*DATASET RECORDS*.
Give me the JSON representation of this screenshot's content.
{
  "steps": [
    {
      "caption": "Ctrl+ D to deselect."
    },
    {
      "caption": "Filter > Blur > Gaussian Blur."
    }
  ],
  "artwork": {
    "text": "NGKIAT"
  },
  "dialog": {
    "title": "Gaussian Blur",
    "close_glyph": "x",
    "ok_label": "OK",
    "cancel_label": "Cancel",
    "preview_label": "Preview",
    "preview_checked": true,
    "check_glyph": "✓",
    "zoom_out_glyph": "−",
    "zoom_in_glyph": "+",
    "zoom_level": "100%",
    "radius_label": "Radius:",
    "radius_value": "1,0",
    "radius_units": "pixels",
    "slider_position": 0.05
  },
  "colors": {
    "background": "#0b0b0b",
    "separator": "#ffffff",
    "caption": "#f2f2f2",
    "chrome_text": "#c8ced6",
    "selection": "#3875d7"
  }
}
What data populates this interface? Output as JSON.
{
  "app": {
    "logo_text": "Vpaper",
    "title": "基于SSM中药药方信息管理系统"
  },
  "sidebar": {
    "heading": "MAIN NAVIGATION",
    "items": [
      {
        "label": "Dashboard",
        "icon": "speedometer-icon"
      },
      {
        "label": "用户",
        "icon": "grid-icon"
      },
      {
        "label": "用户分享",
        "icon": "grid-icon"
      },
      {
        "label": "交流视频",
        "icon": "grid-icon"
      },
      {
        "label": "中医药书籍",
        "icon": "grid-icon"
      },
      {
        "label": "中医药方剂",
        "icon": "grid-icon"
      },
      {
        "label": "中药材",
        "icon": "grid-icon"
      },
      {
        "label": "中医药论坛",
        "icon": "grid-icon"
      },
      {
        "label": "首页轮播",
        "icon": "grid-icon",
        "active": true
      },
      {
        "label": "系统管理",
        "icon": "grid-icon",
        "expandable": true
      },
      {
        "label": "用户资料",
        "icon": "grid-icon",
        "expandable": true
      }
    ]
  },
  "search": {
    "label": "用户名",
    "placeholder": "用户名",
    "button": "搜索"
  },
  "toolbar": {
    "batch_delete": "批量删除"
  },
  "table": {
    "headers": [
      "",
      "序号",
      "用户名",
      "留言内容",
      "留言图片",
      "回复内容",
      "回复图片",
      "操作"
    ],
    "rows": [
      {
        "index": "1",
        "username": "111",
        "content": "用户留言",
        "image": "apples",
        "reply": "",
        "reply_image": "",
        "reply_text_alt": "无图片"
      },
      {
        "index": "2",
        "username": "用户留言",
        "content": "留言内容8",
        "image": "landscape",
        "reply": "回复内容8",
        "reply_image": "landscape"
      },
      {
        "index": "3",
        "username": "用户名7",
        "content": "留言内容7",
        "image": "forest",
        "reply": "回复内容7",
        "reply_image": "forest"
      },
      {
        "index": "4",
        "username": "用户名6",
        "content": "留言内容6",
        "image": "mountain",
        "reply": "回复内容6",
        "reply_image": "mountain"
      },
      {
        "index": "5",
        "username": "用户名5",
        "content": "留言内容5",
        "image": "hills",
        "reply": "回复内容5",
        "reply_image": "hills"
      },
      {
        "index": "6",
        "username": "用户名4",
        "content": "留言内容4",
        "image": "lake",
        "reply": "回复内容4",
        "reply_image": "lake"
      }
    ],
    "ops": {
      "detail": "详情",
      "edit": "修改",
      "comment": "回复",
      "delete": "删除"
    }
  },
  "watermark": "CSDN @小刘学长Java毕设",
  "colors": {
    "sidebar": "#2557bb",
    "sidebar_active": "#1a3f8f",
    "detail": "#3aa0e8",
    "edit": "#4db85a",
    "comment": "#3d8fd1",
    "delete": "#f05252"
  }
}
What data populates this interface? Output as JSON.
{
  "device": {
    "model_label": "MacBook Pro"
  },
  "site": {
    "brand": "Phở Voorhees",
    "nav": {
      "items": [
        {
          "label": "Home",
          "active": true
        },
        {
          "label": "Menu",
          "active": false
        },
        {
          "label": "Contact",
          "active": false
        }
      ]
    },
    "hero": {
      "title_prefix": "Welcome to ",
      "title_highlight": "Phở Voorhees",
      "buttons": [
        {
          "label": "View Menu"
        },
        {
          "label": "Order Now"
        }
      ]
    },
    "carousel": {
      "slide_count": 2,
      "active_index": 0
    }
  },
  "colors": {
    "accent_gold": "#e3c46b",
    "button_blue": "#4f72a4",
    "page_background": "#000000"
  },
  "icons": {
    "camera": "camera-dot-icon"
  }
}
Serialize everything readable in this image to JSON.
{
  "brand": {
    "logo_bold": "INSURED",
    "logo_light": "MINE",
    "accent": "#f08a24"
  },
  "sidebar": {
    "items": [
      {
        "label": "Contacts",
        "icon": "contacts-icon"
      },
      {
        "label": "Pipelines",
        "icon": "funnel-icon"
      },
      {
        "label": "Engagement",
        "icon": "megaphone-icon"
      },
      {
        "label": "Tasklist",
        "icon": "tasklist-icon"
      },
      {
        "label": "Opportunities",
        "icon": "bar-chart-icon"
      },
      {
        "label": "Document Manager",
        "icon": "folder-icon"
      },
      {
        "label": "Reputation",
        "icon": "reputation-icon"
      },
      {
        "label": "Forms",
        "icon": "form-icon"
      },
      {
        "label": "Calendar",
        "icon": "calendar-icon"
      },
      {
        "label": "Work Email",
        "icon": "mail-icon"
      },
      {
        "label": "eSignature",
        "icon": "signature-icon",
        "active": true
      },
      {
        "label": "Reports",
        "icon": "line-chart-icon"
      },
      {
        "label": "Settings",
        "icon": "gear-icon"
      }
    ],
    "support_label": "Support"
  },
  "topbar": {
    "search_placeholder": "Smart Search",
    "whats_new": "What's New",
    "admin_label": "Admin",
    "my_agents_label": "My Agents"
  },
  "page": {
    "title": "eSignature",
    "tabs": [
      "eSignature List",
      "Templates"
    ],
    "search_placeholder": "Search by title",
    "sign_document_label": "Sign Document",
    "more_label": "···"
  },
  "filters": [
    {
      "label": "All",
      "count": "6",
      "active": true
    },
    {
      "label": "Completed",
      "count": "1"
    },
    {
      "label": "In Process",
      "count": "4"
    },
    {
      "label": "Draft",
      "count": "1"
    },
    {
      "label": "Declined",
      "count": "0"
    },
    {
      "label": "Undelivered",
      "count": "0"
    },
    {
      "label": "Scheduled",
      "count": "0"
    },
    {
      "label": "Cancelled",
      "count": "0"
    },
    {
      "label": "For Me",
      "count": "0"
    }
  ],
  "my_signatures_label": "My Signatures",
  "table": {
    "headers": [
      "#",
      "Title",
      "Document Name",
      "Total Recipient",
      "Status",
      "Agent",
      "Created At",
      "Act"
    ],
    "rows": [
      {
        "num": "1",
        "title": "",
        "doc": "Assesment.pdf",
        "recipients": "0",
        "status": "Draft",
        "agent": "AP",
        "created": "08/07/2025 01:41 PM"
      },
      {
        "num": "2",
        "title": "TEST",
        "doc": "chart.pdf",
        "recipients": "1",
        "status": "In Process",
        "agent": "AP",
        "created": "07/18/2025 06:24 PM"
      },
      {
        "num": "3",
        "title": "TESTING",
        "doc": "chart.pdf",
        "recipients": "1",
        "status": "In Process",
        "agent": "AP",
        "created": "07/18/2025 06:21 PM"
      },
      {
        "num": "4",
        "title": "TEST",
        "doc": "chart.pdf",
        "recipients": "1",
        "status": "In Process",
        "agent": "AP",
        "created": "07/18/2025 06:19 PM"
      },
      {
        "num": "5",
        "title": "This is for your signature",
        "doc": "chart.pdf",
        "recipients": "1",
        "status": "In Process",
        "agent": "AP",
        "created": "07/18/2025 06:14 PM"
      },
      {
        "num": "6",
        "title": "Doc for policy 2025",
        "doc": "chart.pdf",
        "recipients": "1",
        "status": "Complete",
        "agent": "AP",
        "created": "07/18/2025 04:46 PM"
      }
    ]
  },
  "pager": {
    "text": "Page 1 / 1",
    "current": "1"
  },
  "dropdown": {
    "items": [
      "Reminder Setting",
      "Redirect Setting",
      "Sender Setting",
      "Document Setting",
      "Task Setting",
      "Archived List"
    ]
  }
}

*OBJECTIVE*.
Locate the lines above that hold the word "caption". Show every one of them.

*TASK OUTPUT*.
      "caption": "Ctrl+ D to deselect."
      "caption": "Filter > Blur > Gaussian Blur."
    "caption": "#f2f2f2",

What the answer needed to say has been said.